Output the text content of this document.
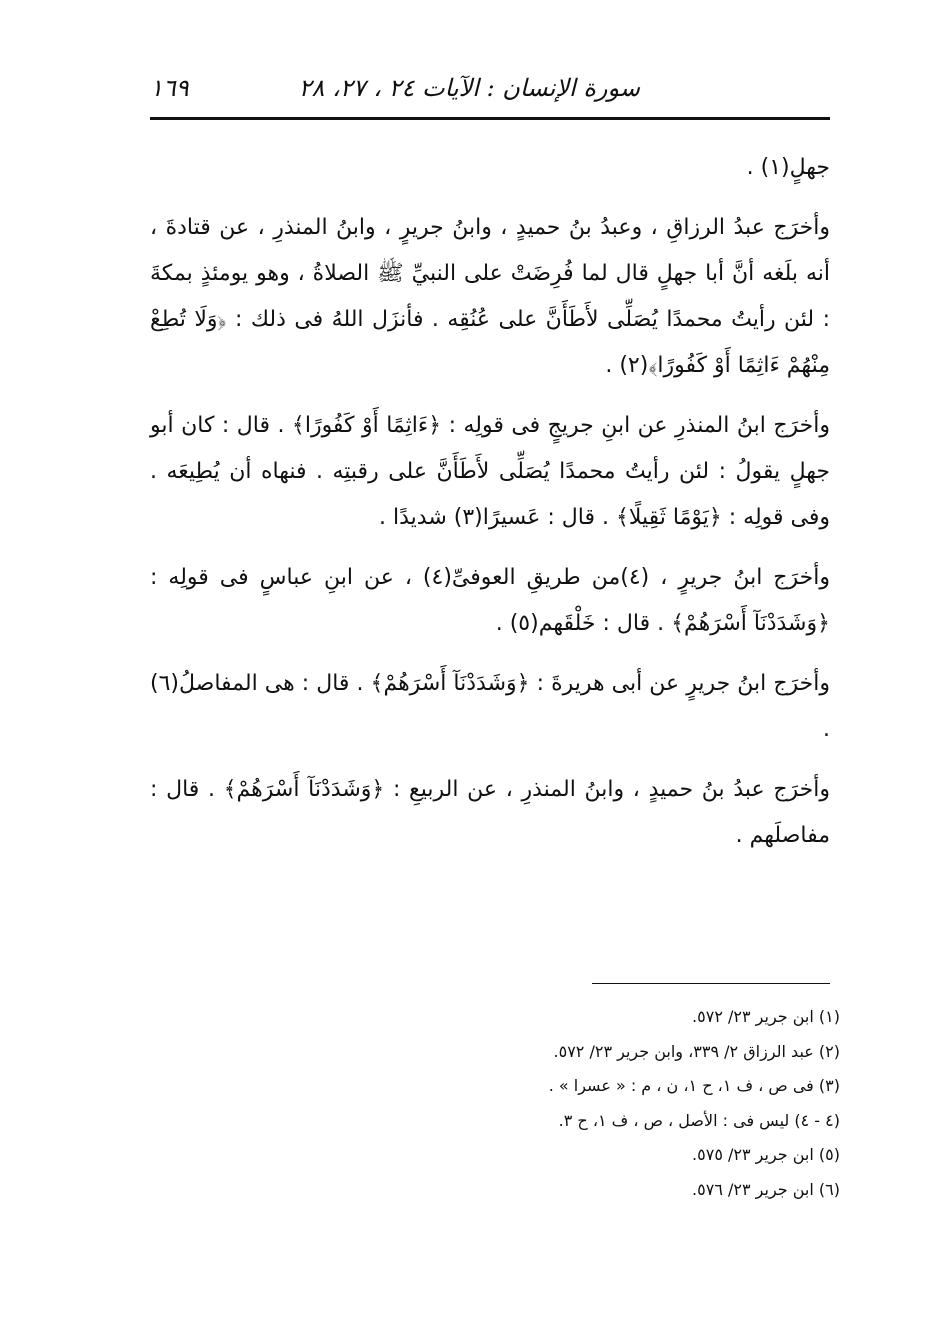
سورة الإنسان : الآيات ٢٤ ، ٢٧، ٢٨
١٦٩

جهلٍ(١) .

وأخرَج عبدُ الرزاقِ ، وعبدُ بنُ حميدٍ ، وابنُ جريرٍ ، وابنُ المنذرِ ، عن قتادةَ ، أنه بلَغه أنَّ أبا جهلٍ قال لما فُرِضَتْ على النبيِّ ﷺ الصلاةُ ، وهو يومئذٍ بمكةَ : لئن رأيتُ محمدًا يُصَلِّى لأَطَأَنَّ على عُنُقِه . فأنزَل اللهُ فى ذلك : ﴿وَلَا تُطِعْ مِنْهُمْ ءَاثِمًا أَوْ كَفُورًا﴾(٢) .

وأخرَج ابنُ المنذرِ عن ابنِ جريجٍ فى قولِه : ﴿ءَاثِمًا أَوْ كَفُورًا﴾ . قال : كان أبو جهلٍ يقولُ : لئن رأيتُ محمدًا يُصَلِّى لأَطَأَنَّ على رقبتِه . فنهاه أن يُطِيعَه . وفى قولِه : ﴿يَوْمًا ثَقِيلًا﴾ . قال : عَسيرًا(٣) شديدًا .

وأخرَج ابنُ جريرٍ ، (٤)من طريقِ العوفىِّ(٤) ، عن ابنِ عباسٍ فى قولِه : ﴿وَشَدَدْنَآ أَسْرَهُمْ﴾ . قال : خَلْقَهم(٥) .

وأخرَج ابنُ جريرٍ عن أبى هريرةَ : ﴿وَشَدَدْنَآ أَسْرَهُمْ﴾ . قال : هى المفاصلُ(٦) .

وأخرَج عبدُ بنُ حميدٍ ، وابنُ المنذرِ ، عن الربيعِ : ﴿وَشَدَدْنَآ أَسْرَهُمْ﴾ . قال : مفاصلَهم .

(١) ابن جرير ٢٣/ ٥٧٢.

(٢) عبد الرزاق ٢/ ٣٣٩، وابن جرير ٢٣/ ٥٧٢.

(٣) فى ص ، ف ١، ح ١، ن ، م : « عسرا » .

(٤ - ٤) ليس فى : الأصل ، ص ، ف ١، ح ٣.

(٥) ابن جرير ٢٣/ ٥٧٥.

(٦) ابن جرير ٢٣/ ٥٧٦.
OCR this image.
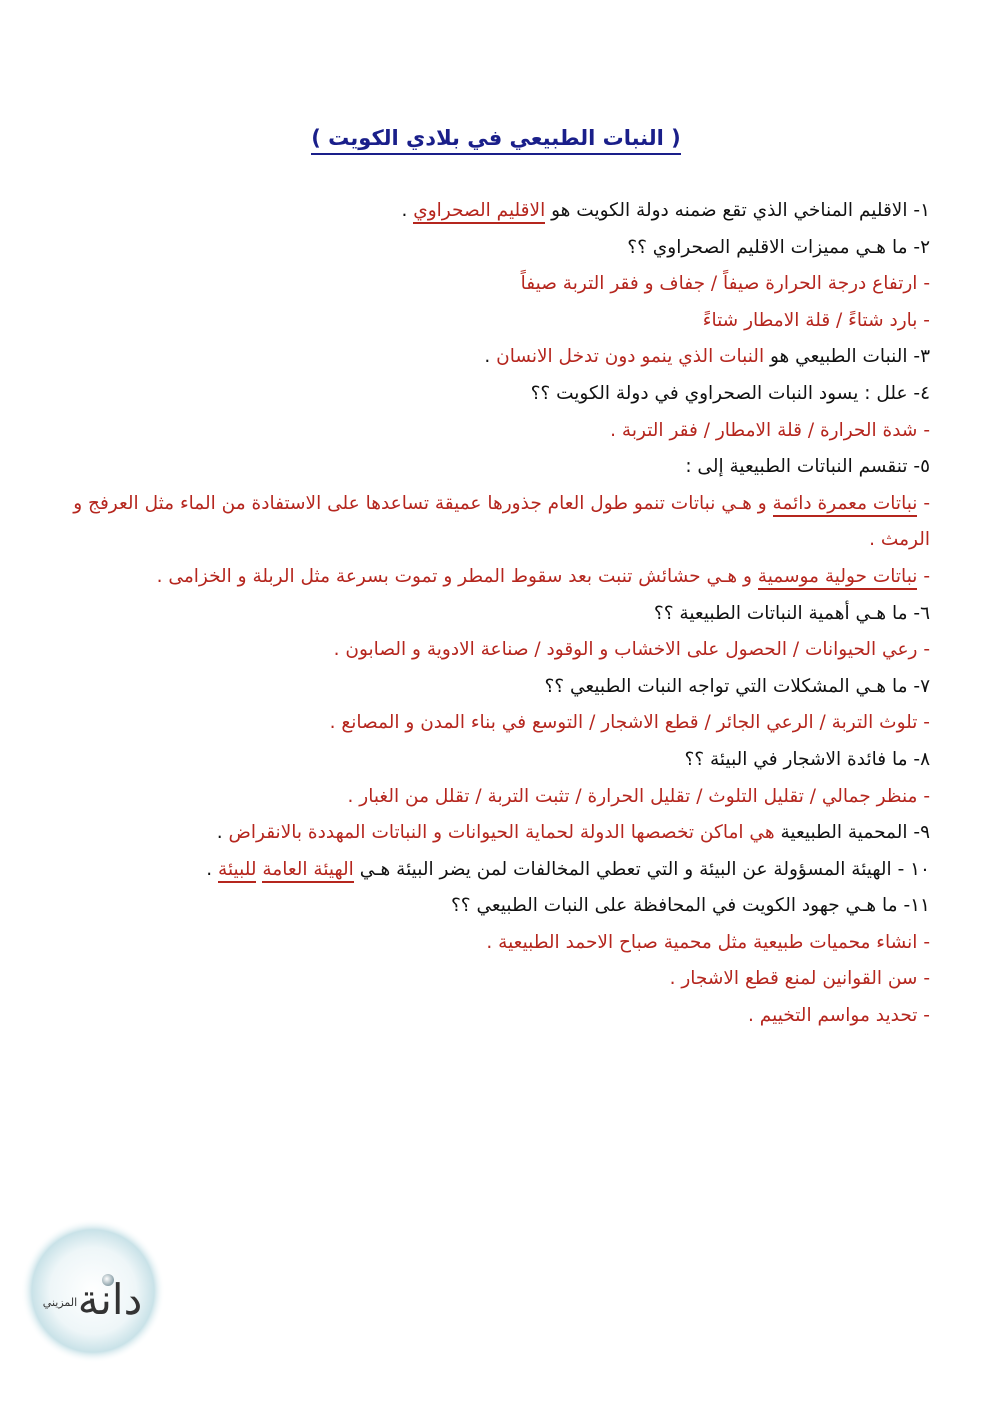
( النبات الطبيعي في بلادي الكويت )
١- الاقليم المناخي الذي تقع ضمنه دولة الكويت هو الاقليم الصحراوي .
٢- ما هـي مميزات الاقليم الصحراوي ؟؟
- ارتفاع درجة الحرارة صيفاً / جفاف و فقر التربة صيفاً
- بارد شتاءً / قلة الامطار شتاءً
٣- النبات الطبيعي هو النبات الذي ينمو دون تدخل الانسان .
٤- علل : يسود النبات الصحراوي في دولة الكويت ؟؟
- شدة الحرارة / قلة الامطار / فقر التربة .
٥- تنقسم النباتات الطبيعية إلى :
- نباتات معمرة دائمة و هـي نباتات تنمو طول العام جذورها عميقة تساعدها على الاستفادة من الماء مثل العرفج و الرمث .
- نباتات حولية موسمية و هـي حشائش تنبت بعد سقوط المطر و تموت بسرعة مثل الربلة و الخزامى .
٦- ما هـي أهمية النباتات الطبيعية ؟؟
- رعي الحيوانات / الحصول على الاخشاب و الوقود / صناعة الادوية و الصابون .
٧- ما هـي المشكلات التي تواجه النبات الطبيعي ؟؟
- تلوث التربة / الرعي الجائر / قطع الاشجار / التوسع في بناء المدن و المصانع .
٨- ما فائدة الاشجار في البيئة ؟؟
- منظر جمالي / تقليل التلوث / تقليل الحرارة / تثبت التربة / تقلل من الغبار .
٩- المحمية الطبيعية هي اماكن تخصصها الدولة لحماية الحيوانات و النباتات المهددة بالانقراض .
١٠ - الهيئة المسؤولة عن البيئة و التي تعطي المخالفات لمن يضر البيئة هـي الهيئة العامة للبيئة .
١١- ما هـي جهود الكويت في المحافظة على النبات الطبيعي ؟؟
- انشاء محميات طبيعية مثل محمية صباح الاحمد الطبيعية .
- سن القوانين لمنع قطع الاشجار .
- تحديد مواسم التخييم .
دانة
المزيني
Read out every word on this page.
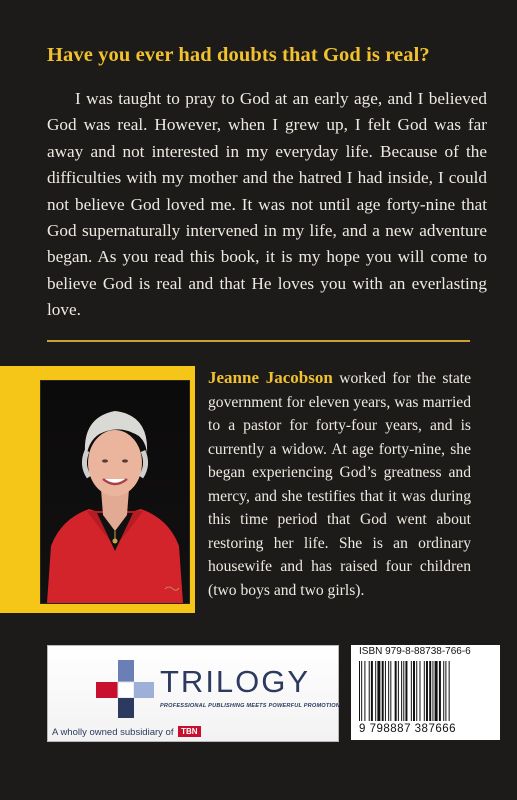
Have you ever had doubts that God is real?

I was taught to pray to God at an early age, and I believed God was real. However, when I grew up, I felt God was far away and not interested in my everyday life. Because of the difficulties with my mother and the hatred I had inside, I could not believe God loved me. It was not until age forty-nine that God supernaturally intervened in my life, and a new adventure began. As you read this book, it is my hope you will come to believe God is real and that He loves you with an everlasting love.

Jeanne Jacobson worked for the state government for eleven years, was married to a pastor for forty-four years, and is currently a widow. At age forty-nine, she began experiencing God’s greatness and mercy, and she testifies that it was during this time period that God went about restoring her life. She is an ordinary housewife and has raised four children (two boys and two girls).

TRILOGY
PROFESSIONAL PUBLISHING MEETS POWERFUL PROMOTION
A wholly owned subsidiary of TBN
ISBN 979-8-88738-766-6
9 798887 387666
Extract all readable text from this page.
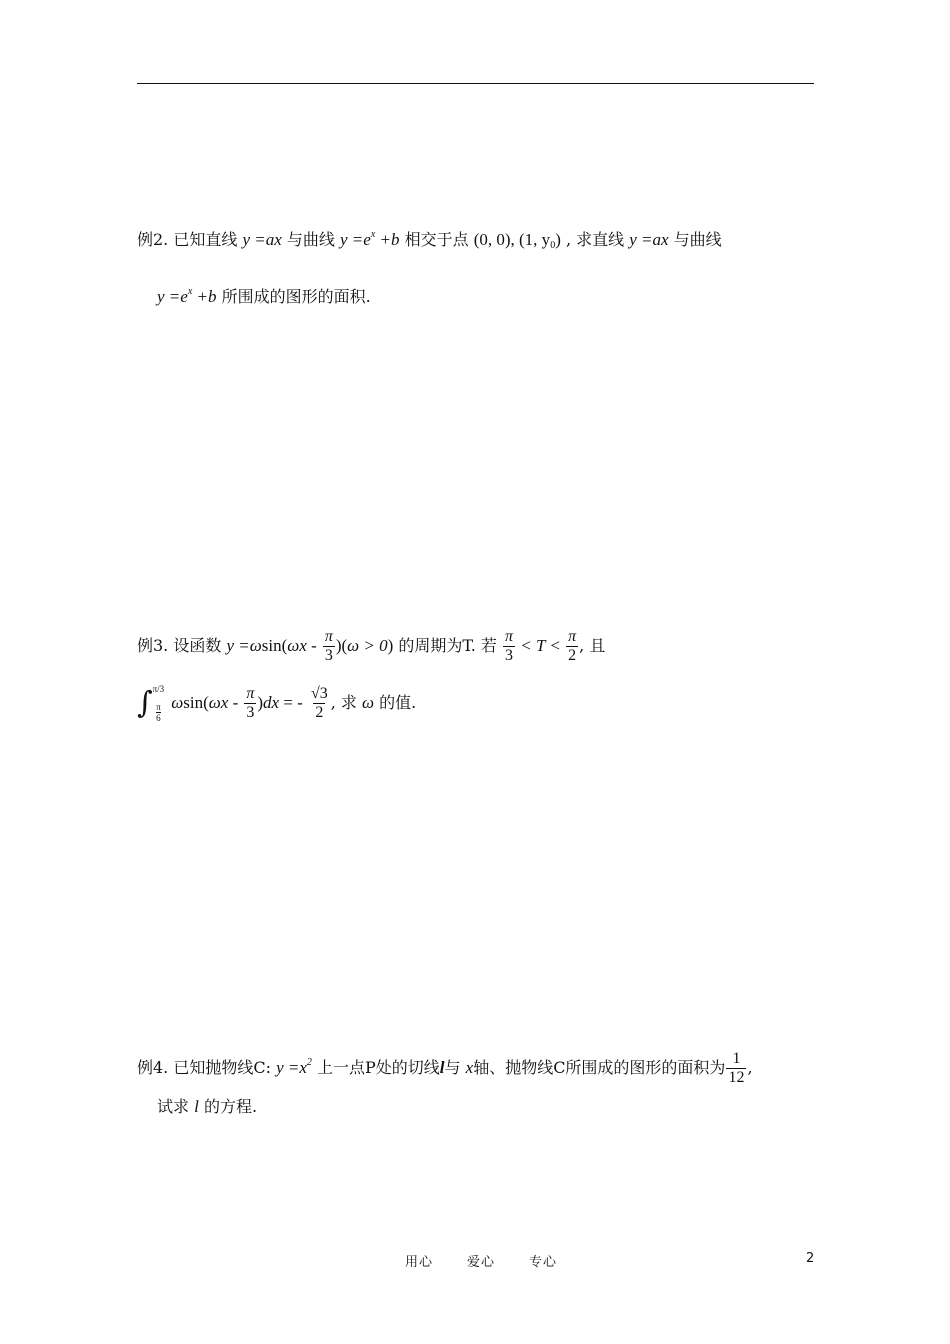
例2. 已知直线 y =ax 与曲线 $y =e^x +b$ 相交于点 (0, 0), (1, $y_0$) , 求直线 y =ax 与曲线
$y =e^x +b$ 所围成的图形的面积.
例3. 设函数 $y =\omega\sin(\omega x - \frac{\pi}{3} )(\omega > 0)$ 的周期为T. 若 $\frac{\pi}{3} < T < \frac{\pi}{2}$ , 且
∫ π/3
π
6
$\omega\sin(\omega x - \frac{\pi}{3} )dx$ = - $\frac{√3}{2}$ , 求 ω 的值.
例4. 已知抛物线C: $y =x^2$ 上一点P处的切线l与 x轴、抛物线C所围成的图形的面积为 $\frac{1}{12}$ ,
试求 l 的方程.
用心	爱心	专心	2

*Goal of the exercise:* Every line of the records that includes the word "الرزاق" should be gathered.

*Finished answer:*
وأخرَج عبدُ الرزاقِ ، وعبدُ بنُ حميدٍ ، وابنُ جريرٍ ، وابنُ المنذرِ ، عن قتادةَ ، أنه بلَغه أنَّ أبا جهلٍ قال لما فُرِضَتْ على النبيِّ ﷺ الصلاةُ ، وهو يومئذٍ بمكةَ : لئن رأيتُ محمدًا يُصَلِّى لأَطَأَنَّ على عُنُقِه . فأنزَل اللهُ فى ذلك : ﴿وَلَا تُطِعْ مِنْهُمْ ءَاثِمًا أَوْ كَفُورًا﴾(٢) .
(٢) عبد الرزاق ٢/ ٣٣٩، وابن جرير ٢٣/ ٥٧٢.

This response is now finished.